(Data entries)

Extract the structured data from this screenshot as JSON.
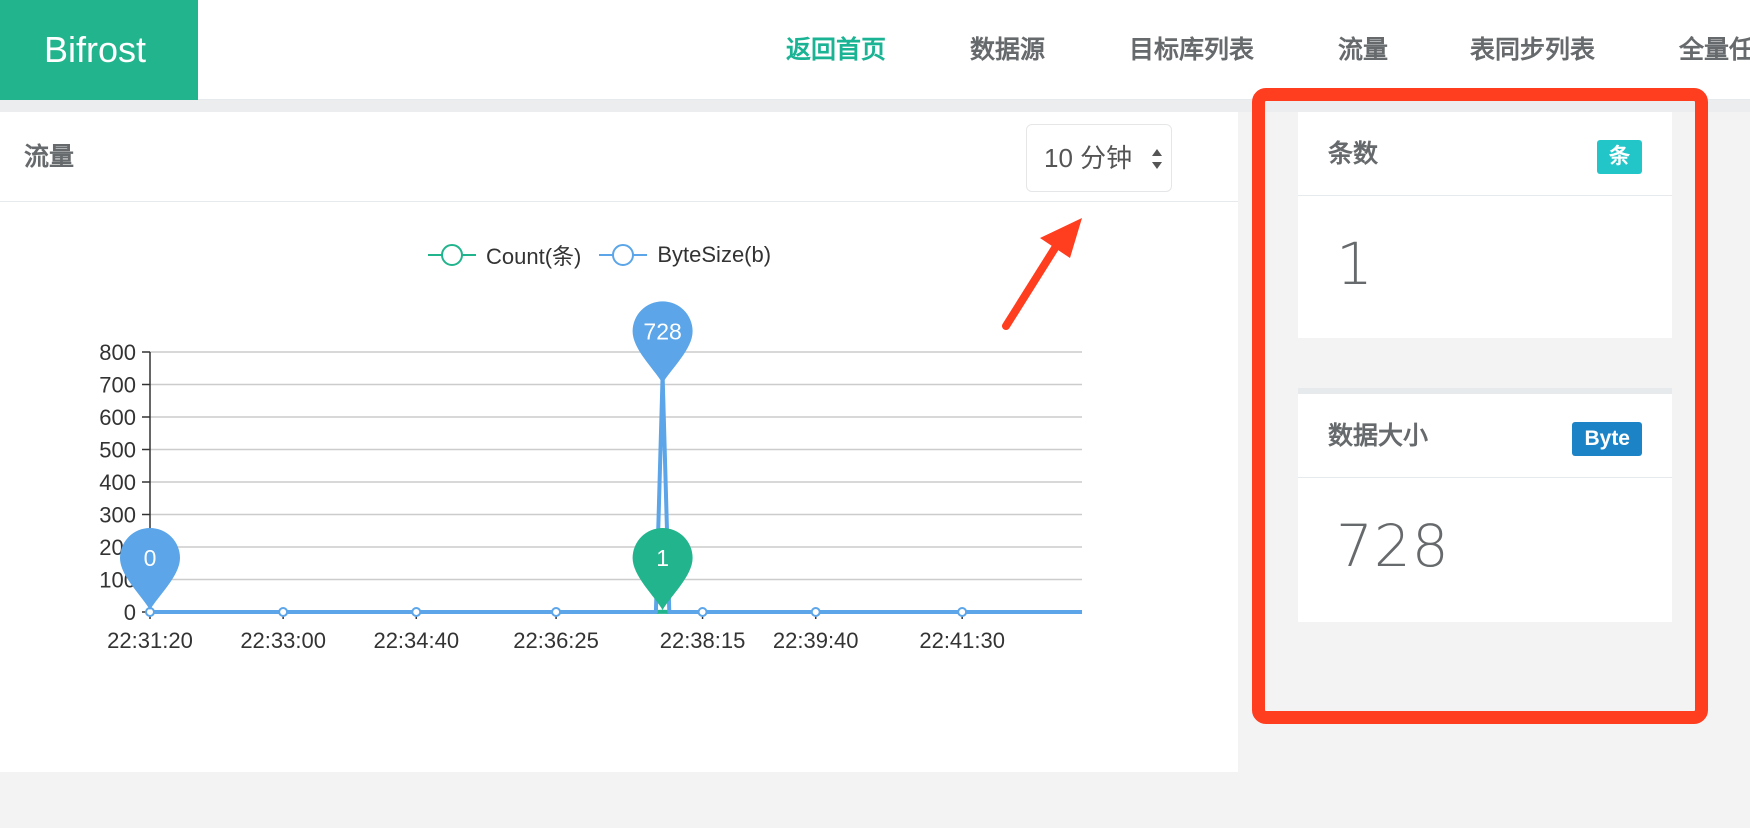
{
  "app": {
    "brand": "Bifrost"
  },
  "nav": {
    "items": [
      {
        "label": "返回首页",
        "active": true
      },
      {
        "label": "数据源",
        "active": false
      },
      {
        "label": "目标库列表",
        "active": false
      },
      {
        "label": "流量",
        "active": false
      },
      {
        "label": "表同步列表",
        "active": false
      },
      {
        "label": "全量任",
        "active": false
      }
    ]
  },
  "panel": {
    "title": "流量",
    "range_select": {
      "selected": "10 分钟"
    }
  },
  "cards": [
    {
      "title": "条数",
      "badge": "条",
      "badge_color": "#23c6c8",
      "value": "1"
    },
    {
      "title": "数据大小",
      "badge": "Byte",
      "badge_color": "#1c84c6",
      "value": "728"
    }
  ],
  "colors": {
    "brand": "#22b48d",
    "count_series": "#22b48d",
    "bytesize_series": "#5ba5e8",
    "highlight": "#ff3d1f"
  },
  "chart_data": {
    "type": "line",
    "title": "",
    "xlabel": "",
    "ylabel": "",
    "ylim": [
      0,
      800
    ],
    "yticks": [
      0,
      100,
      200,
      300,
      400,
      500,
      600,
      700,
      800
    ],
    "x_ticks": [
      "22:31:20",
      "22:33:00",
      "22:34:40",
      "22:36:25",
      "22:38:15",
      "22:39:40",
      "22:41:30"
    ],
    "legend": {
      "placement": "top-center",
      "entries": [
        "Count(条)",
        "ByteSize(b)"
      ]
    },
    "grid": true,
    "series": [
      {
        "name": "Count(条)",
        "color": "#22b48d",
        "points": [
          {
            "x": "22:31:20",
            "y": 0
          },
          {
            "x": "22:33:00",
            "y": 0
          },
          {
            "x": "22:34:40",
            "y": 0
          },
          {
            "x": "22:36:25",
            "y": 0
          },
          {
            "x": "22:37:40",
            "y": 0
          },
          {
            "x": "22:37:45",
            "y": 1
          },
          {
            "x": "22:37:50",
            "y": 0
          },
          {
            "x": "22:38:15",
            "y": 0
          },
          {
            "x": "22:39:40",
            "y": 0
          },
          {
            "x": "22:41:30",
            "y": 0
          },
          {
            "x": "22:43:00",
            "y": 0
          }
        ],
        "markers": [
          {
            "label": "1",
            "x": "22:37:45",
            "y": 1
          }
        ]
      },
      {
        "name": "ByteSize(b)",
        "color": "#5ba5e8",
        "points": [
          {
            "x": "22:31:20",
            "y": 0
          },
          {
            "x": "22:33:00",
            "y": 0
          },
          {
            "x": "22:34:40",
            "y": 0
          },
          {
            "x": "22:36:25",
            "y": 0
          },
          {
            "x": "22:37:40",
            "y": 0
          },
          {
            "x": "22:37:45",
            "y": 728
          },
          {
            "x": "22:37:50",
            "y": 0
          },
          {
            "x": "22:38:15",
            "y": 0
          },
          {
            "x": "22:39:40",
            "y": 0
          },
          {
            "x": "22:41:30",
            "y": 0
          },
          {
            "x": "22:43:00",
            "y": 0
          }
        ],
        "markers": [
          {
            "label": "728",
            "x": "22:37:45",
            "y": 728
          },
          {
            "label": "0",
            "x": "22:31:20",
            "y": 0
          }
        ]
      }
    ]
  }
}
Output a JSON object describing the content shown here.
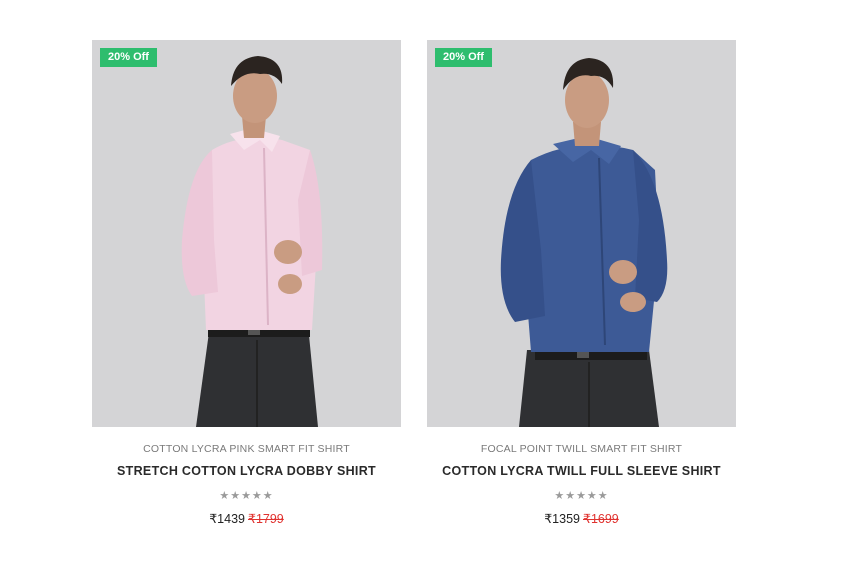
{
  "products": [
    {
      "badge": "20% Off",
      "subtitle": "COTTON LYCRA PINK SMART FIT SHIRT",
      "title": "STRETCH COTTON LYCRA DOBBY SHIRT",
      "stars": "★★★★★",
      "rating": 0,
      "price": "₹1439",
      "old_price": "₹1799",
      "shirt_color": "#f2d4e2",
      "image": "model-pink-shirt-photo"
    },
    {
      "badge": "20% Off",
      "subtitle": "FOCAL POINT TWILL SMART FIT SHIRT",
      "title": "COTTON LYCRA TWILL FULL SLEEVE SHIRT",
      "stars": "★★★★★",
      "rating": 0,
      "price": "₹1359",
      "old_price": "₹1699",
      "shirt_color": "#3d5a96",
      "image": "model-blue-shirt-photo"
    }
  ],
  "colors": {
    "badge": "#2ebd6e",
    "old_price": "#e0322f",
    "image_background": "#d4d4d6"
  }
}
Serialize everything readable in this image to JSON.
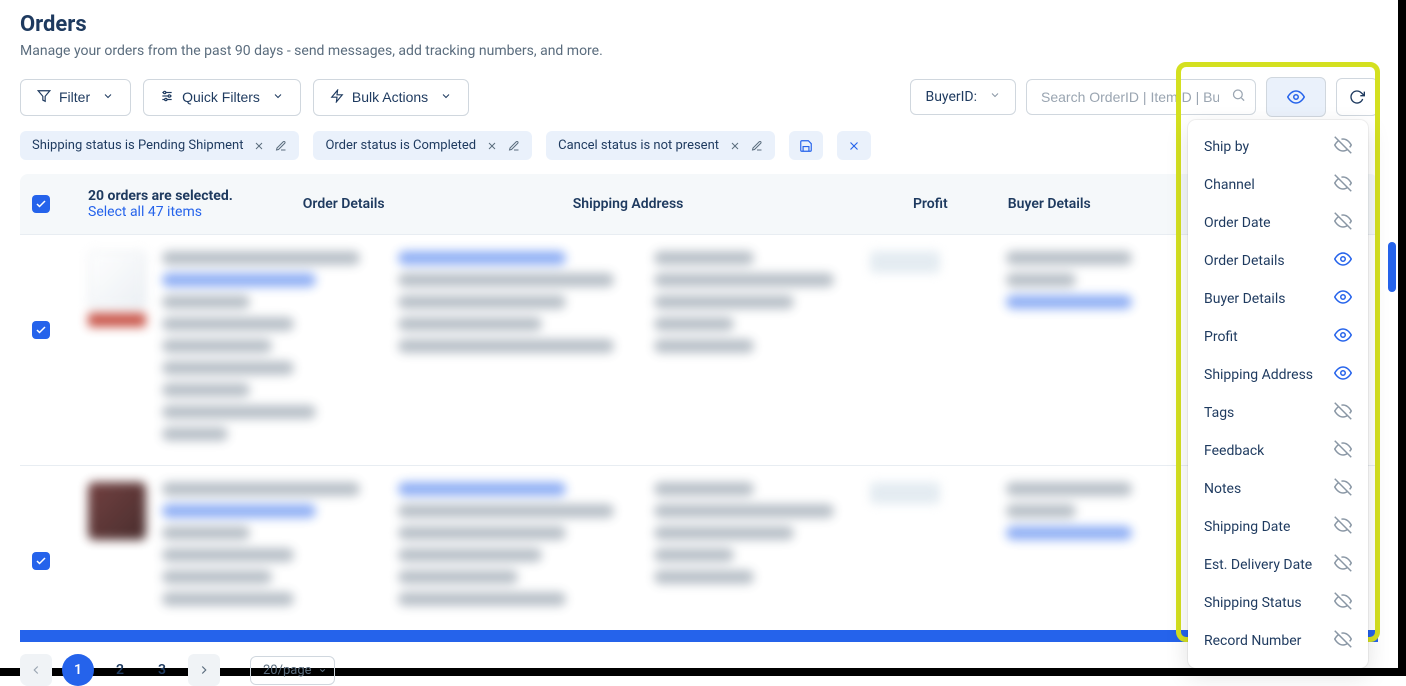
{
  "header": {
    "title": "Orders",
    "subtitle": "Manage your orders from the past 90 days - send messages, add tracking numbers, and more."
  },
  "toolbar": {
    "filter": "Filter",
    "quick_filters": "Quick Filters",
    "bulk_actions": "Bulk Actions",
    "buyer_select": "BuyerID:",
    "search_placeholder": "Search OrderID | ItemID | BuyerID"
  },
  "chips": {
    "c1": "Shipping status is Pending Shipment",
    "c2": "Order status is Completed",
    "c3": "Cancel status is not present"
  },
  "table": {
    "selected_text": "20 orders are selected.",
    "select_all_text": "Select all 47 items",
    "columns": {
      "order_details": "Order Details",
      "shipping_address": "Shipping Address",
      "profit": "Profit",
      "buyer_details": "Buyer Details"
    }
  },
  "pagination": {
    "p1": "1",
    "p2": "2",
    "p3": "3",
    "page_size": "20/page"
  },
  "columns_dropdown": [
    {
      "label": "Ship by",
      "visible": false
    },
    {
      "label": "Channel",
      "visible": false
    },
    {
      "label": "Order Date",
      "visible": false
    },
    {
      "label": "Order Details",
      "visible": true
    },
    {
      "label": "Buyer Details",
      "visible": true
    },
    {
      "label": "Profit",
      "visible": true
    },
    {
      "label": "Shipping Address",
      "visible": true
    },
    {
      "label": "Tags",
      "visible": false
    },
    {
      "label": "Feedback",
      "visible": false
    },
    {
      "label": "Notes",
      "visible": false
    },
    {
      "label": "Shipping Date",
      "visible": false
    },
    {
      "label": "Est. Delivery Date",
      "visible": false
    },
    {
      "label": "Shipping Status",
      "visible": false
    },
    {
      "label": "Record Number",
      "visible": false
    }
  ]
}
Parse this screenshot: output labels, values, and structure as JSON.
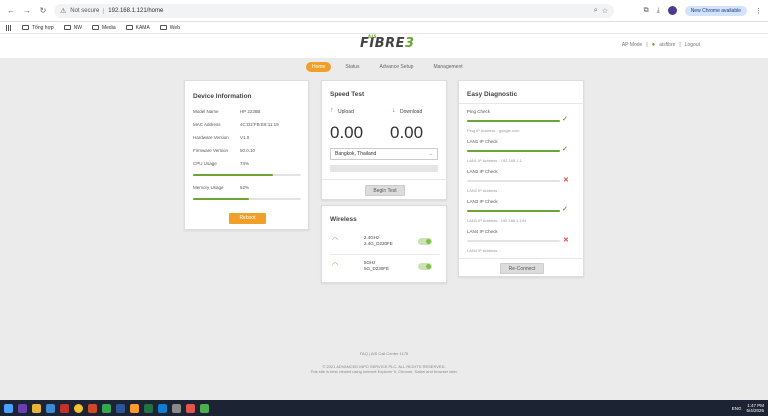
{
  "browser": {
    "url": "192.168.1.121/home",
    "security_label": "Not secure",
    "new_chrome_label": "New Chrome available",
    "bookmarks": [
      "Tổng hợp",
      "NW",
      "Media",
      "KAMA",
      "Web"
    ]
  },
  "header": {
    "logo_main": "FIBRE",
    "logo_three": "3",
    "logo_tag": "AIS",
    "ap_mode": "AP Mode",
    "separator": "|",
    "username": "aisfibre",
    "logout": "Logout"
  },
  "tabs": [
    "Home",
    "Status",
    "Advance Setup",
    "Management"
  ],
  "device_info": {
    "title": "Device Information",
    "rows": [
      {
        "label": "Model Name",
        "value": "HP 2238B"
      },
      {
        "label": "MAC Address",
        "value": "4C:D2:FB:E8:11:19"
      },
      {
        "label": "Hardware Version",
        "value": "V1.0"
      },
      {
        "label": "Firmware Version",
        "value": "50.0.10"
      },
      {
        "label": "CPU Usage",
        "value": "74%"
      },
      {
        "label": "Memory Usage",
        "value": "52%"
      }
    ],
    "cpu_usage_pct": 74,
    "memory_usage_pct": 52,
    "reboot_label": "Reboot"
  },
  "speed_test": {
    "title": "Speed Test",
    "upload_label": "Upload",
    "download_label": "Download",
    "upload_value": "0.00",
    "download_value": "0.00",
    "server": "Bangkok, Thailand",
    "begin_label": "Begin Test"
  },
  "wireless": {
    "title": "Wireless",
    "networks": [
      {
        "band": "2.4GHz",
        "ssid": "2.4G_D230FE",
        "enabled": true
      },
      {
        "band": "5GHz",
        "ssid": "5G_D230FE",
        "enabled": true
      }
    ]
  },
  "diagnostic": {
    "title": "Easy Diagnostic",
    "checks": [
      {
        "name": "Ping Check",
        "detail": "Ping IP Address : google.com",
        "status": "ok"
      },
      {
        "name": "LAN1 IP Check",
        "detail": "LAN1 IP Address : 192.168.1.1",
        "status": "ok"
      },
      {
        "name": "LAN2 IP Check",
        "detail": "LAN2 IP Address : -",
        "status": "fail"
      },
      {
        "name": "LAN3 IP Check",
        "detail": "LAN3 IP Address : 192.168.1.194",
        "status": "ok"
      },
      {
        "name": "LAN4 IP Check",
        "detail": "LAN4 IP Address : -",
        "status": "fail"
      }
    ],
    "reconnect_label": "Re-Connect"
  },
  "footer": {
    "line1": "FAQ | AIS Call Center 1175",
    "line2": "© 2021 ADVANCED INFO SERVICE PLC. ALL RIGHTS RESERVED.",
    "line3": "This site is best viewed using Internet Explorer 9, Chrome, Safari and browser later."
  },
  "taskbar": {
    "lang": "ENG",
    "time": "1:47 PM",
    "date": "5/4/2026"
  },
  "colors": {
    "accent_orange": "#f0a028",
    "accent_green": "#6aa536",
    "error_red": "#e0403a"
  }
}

→ SHORT EXERCISE:
Find every line holding the word "from"; give their count and nothing else.

→ WRITTEN RESPONSE:
2